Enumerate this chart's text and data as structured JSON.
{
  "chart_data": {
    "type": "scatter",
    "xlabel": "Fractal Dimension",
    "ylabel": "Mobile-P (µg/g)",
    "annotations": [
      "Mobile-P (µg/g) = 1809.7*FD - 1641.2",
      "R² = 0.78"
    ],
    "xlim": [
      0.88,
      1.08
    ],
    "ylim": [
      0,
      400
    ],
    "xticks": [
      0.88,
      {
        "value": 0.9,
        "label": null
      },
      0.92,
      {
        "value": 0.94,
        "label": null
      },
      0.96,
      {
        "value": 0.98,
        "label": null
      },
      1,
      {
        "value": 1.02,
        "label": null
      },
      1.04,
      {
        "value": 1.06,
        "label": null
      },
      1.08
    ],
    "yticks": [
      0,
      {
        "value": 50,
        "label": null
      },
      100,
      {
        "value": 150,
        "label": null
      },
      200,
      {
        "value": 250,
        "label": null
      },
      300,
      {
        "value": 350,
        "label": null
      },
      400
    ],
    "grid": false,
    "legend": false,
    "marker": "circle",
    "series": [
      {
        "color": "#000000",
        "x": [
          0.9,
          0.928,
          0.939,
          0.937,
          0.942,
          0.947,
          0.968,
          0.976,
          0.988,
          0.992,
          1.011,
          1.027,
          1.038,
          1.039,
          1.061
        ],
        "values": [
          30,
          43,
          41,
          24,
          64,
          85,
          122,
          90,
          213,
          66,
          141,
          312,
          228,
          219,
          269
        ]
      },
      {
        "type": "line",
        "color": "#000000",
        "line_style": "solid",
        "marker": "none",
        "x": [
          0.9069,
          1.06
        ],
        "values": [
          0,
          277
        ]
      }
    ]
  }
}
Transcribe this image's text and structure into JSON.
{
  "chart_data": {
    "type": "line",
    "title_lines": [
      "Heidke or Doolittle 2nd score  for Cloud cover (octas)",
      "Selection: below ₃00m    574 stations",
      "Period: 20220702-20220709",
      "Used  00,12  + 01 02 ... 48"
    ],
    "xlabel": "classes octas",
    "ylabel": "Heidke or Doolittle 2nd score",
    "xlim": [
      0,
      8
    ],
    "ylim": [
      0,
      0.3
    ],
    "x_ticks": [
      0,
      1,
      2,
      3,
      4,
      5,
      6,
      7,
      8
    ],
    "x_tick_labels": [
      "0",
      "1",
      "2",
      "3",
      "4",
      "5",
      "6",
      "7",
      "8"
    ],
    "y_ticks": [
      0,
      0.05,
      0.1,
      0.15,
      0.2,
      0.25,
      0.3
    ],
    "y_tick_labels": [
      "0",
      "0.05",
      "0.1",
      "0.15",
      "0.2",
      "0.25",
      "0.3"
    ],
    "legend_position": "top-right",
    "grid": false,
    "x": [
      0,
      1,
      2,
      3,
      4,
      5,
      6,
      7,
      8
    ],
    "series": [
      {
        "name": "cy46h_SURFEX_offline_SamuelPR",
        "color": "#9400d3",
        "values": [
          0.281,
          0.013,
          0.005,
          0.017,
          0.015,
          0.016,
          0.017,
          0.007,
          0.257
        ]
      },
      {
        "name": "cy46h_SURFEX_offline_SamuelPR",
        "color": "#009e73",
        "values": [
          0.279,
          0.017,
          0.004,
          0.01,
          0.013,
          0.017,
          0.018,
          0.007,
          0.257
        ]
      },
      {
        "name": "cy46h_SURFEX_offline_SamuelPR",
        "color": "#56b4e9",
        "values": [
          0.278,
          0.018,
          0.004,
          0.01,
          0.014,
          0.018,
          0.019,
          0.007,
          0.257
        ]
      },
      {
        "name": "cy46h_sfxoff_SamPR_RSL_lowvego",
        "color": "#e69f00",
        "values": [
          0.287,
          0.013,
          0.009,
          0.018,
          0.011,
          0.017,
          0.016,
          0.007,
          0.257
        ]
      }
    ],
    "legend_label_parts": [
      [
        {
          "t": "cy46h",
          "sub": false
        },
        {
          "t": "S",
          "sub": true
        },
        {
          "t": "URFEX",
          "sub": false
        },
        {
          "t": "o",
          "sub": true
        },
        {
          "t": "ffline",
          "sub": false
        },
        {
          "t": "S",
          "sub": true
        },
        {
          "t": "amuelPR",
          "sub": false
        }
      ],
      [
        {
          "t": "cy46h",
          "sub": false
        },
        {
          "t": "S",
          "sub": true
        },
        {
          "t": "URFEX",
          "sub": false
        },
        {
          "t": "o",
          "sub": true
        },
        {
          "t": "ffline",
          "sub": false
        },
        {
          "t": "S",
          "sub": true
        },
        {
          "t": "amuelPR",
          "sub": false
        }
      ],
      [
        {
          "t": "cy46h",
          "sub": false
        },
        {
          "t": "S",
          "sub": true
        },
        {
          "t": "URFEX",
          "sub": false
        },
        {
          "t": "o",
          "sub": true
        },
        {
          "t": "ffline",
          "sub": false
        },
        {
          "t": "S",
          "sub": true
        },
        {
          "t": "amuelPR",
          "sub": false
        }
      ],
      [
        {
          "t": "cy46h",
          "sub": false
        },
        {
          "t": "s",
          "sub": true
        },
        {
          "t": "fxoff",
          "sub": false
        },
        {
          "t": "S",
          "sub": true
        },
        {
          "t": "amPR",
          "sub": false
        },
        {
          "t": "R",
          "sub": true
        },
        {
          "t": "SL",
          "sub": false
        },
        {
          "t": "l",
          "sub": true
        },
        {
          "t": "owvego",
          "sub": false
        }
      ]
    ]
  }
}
_ _ _ _
→ Given problem:
Everything in the listing above should be restated exactly.

→ Exercise output:
Enumerate this chart's text and data as structured JSON.
{
  "chart_data": {
    "type": "scatter",
    "xlabel": "Fractal Dimension",
    "ylabel": "Mobile-P (µg/g)",
    "annotations": [
      "Mobile-P (µg/g) = 1809.7*FD - 1641.2",
      "R² = 0.78"
    ],
    "xlim": [
      0.88,
      1.08
    ],
    "ylim": [
      0,
      400
    ],
    "xticks": [
      0.88,
      {
        "value": 0.9,
        "label": null
      },
      0.92,
      {
        "value": 0.94,
        "label": null
      },
      0.96,
      {
        "value": 0.98,
        "label": null
      },
      1,
      {
        "value": 1.02,
        "label": null
      },
      1.04,
      {
        "value": 1.06,
        "label": null
      },
      1.08
    ],
    "yticks": [
      0,
      {
        "value": 50,
        "label": null
      },
      100,
      {
        "value": 150,
        "label": null
      },
      200,
      {
        "value": 250,
        "label": null
      },
      300,
      {
        "value": 350,
        "label": null
      },
      400
    ],
    "grid": false,
    "legend": false,
    "marker": "circle",
    "series": [
      {
        "color": "#000000",
        "x": [
          0.9,
          0.928,
          0.939,
          0.937,
          0.942,
          0.947,
          0.968,
          0.976,
          0.988,
          0.992,
          1.011,
          1.027,
          1.038,
          1.039,
          1.061
        ],
        "values": [
          30,
          43,
          41,
          24,
          64,
          85,
          122,
          90,
          213,
          66,
          141,
          312,
          228,
          219,
          269
        ]
      },
      {
        "type": "line",
        "color": "#000000",
        "line_style": "solid",
        "marker": "none",
        "x": [
          0.9069,
          1.06
        ],
        "values": [
          0,
          277
        ]
      }
    ]
  }
}
Transcribe this image's text and structure into JSON.
{
  "chart_data": {
    "type": "line",
    "title_lines": [
      "Heidke or Doolittle 2nd score  for Cloud cover (octas)",
      "Selection: below ₃00m    574 stations",
      "Period: 20220702-20220709",
      "Used  00,12  + 01 02 ... 48"
    ],
    "xlabel": "classes octas",
    "ylabel": "Heidke or Doolittle 2nd score",
    "xlim": [
      0,
      8
    ],
    "ylim": [
      0,
      0.3
    ],
    "x_ticks": [
      0,
      1,
      2,
      3,
      4,
      5,
      6,
      7,
      8
    ],
    "x_tick_labels": [
      "0",
      "1",
      "2",
      "3",
      "4",
      "5",
      "6",
      "7",
      "8"
    ],
    "y_ticks": [
      0,
      0.05,
      0.1,
      0.15,
      0.2,
      0.25,
      0.3
    ],
    "y_tick_labels": [
      "0",
      "0.05",
      "0.1",
      "0.15",
      "0.2",
      "0.25",
      "0.3"
    ],
    "legend_position": "top-right",
    "grid": false,
    "x": [
      0,
      1,
      2,
      3,
      4,
      5,
      6,
      7,
      8
    ],
    "series": [
      {
        "name": "cy46h_SURFEX_offline_SamuelPR",
        "color": "#9400d3",
        "values": [
          0.281,
          0.013,
          0.005,
          0.017,
          0.015,
          0.016,
          0.017,
          0.007,
          0.257
        ]
      },
      {
        "name": "cy46h_SURFEX_offline_SamuelPR",
        "color": "#009e73",
        "values": [
          0.279,
          0.017,
          0.004,
          0.01,
          0.013,
          0.017,
          0.018,
          0.007,
          0.257
        ]
      },
      {
        "name": "cy46h_SURFEX_offline_SamuelPR",
        "color": "#56b4e9",
        "values": [
          0.278,
          0.018,
          0.004,
          0.01,
          0.014,
          0.018,
          0.019,
          0.007,
          0.257
        ]
      },
      {
        "name": "cy46h_sfxoff_SamPR_RSL_lowvego",
        "color": "#e69f00",
        "values": [
          0.287,
          0.013,
          0.009,
          0.018,
          0.011,
          0.017,
          0.016,
          0.007,
          0.257
        ]
      }
    ],
    "legend_label_parts": [
      [
        {
          "t": "cy46h",
          "sub": false
        },
        {
          "t": "S",
          "sub": true
        },
        {
          "t": "URFEX",
          "sub": false
        },
        {
          "t": "o",
          "sub": true
        },
        {
          "t": "ffline",
          "sub": false
        },
        {
          "t": "S",
          "sub": true
        },
        {
          "t": "amuelPR",
          "sub": false
        }
      ],
      [
        {
          "t": "cy46h",
          "sub": false
        },
        {
          "t": "S",
          "sub": true
        },
        {
          "t": "URFEX",
          "sub": false
        },
        {
          "t": "o",
          "sub": true
        },
        {
          "t": "ffline",
          "sub": false
        },
        {
          "t": "S",
          "sub": true
        },
        {
          "t": "amuelPR",
          "sub": false
        }
      ],
      [
        {
          "t": "cy46h",
          "sub": false
        },
        {
          "t": "S",
          "sub": true
        },
        {
          "t": "URFEX",
          "sub": false
        },
        {
          "t": "o",
          "sub": true
        },
        {
          "t": "ffline",
          "sub": false
        },
        {
          "t": "S",
          "sub": true
        },
        {
          "t": "amuelPR",
          "sub": false
        }
      ],
      [
        {
          "t": "cy46h",
          "sub": false
        },
        {
          "t": "s",
          "sub": true
        },
        {
          "t": "fxoff",
          "sub": false
        },
        {
          "t": "S",
          "sub": true
        },
        {
          "t": "amPR",
          "sub": false
        },
        {
          "t": "R",
          "sub": true
        },
        {
          "t": "SL",
          "sub": false
        },
        {
          "t": "l",
          "sub": true
        },
        {
          "t": "owvego",
          "sub": false
        }
      ]
    ]
  }
}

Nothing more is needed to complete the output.